Exercise aim — Answer with a single number, the count of lines holding the word "Gain".

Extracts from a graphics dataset
▼▼▼

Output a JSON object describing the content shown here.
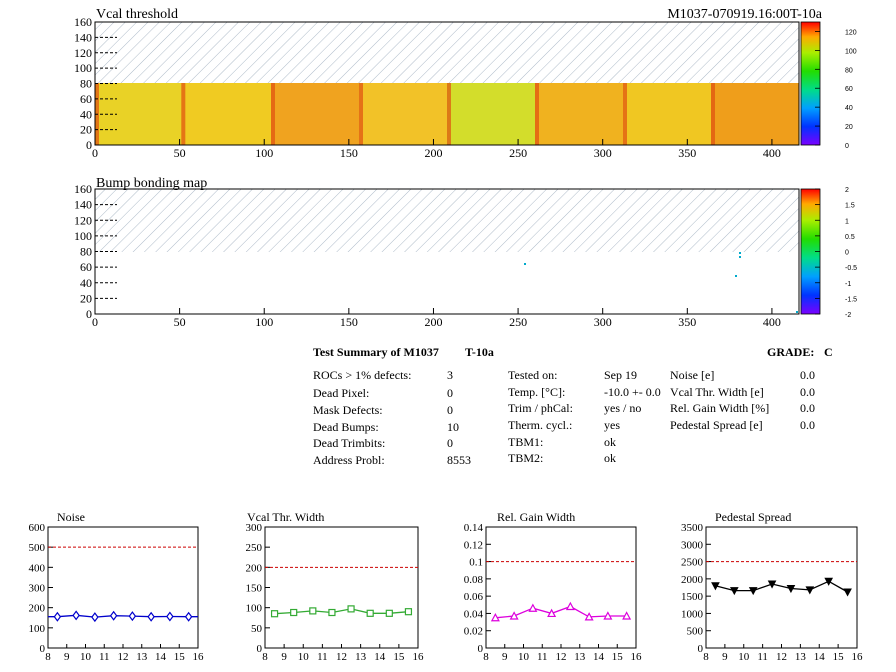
{
  "header": {
    "id_text": "M1037-070919.16:00T-10a"
  },
  "map_vcal": {
    "title": "Vcal threshold",
    "y_ticks": [
      0,
      20,
      40,
      60,
      80,
      100,
      120,
      140,
      160
    ],
    "x_ticks": [
      0,
      50,
      100,
      150,
      200,
      250,
      300,
      350,
      400
    ],
    "colorbar_ticks": [
      0,
      20,
      40,
      60,
      80,
      100,
      120
    ]
  },
  "map_bump": {
    "title": "Bump bonding map",
    "y_ticks": [
      0,
      20,
      40,
      60,
      80,
      100,
      120,
      140,
      160
    ],
    "x_ticks": [
      0,
      50,
      100,
      150,
      200,
      250,
      300,
      350,
      400
    ],
    "colorbar_ticks": [
      "-2",
      "-1.5",
      "-1",
      "-0.5",
      "0",
      "0.5",
      "1",
      "1.5",
      "2"
    ]
  },
  "summary": {
    "title": "Test Summary of M1037",
    "tag": "T-10a",
    "grade_label": "GRADE:",
    "grade": "C",
    "col1": [
      {
        "label": "ROCs > 1% defects:",
        "value": "3"
      },
      {
        "label": "Dead Pixel:",
        "value": "0"
      },
      {
        "label": "Mask Defects:",
        "value": "0"
      },
      {
        "label": "Dead Bumps:",
        "value": "10"
      },
      {
        "label": "Dead Trimbits:",
        "value": "0"
      },
      {
        "label": "Address Probl:",
        "value": "8553"
      }
    ],
    "col2": [
      {
        "label": "Tested on:",
        "value": "Sep 19"
      },
      {
        "label": "Temp. [°C]:",
        "value": "-10.0 +- 0.0"
      },
      {
        "label": "Trim / phCal:",
        "value": "yes / no"
      },
      {
        "label": "Therm. cycl.:",
        "value": "yes"
      },
      {
        "label": "TBM1:",
        "value": "ok"
      },
      {
        "label": "TBM2:",
        "value": "ok"
      }
    ],
    "col3": [
      {
        "label": "Noise [e]",
        "value": "0.0"
      },
      {
        "label": "Vcal Thr. Width [e]",
        "value": "0.0"
      },
      {
        "label": "Rel. Gain Width [%]",
        "value": "0.0"
      },
      {
        "label": "Pedestal Spread [e]",
        "value": "0.0"
      }
    ]
  },
  "chart_data": [
    {
      "type": "line",
      "title": "Noise",
      "x": [
        8.5,
        9.5,
        10.5,
        11.5,
        12.5,
        13.5,
        14.5,
        15.5
      ],
      "values": [
        155,
        162,
        153,
        160,
        158,
        155,
        156,
        155
      ],
      "xlim": [
        8,
        16
      ],
      "ylim": [
        0,
        600
      ],
      "x_ticks": [
        8,
        9,
        10,
        11,
        12,
        13,
        14,
        15,
        16
      ],
      "y_ticks": [
        0,
        100,
        200,
        300,
        400,
        500,
        600
      ],
      "threshold": 500,
      "marker": "diamond",
      "color": "#0000cc"
    },
    {
      "type": "line",
      "title": "Vcal Thr. Width",
      "x": [
        8.5,
        9.5,
        10.5,
        11.5,
        12.5,
        13.5,
        14.5,
        15.5
      ],
      "values": [
        85,
        88,
        92,
        88,
        97,
        86,
        86,
        90
      ],
      "xlim": [
        8,
        16
      ],
      "ylim": [
        0,
        300
      ],
      "x_ticks": [
        8,
        9,
        10,
        11,
        12,
        13,
        14,
        15,
        16
      ],
      "y_ticks": [
        0,
        50,
        100,
        150,
        200,
        250,
        300
      ],
      "threshold": 200,
      "marker": "square",
      "color": "#33aa33"
    },
    {
      "type": "line",
      "title": "Rel. Gain Width",
      "x": [
        8.5,
        9.5,
        10.5,
        11.5,
        12.5,
        13.5,
        14.5,
        15.5
      ],
      "values": [
        0.035,
        0.037,
        0.046,
        0.04,
        0.048,
        0.036,
        0.037,
        0.037
      ],
      "xlim": [
        8,
        16
      ],
      "ylim": [
        0,
        0.14
      ],
      "x_ticks": [
        8,
        9,
        10,
        11,
        12,
        13,
        14,
        15,
        16
      ],
      "y_ticks": [
        0,
        0.02,
        0.04,
        0.06,
        0.08,
        0.1,
        0.12,
        0.14
      ],
      "threshold": 0.1,
      "marker": "triangle",
      "color": "#dd00dd"
    },
    {
      "type": "line",
      "title": "Pedestal Spread",
      "x": [
        8.5,
        9.5,
        10.5,
        11.5,
        12.5,
        13.5,
        14.5,
        15.5
      ],
      "values": [
        1800,
        1660,
        1660,
        1850,
        1720,
        1680,
        1930,
        1620
      ],
      "xlim": [
        8,
        16
      ],
      "ylim": [
        0,
        3500
      ],
      "x_ticks": [
        8,
        9,
        10,
        11,
        12,
        13,
        14,
        15,
        16
      ],
      "y_ticks": [
        0,
        500,
        1000,
        1500,
        2000,
        2500,
        3000,
        3500
      ],
      "threshold": 2500,
      "marker": "triangle-down",
      "color": "#000000"
    }
  ]
}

▲▲▲

Answer — 2